## What is needed
Collect each line of the entries that holds the string "address".

## Dataset extract
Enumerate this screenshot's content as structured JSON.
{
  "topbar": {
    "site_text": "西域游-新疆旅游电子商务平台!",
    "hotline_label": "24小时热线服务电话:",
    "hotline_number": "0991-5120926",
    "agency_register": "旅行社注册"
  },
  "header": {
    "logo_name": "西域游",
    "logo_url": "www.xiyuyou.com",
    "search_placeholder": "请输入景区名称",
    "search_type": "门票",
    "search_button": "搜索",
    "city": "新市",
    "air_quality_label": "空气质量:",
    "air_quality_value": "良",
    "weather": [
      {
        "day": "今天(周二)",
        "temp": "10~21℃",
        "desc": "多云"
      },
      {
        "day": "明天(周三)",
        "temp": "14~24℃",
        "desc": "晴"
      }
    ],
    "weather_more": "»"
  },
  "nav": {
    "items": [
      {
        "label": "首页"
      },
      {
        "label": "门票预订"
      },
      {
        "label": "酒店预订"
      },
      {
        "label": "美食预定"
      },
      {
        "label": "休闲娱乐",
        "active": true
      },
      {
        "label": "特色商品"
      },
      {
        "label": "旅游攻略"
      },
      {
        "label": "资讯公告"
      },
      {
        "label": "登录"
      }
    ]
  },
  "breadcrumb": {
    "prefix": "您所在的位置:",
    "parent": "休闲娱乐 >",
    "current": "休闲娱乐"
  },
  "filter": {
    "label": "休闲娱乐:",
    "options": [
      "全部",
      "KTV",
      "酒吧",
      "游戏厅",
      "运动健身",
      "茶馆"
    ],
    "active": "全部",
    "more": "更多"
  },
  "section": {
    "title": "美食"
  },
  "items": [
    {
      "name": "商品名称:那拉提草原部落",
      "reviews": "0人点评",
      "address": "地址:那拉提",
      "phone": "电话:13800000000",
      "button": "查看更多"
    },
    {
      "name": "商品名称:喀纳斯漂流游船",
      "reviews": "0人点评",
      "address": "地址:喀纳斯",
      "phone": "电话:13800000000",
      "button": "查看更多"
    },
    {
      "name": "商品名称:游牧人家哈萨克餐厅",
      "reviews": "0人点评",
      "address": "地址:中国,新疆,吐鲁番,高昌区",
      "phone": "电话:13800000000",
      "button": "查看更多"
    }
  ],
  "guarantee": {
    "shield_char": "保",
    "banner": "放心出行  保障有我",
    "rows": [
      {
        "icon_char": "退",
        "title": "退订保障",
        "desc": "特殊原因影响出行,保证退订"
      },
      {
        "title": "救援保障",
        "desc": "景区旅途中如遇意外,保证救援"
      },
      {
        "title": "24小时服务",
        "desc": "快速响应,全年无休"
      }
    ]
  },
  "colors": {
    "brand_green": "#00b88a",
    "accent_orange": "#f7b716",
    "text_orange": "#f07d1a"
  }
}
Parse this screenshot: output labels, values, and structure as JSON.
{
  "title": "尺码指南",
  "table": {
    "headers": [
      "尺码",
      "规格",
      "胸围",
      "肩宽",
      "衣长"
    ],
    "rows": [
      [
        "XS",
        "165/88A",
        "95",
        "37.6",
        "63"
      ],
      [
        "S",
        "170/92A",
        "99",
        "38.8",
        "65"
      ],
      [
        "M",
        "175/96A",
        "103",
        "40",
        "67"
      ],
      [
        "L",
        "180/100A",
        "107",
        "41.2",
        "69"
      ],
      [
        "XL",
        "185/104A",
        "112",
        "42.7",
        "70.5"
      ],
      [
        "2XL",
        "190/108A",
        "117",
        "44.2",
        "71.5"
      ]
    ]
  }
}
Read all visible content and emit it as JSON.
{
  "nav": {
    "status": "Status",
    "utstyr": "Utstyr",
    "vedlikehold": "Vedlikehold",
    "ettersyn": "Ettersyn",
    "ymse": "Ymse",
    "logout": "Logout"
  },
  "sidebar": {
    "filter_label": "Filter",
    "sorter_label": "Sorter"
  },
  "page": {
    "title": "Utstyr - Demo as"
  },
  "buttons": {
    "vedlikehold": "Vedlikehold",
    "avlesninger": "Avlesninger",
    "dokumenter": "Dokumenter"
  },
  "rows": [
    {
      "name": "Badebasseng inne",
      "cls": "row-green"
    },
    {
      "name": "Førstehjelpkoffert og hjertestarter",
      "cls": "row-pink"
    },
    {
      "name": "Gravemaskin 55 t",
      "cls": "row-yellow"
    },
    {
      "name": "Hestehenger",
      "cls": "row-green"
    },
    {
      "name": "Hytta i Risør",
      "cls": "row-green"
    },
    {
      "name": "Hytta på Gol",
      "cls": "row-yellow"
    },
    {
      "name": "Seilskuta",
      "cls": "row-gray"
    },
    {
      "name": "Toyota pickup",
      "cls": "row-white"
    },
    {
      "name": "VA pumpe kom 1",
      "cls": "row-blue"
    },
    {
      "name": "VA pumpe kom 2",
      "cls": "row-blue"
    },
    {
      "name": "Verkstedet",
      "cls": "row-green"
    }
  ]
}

## Finished exercise
      "address": "地址:那拉提",
      "address": "地址:喀纳斯",
      "address": "地址:中国,新疆,吐鲁番,高昌区",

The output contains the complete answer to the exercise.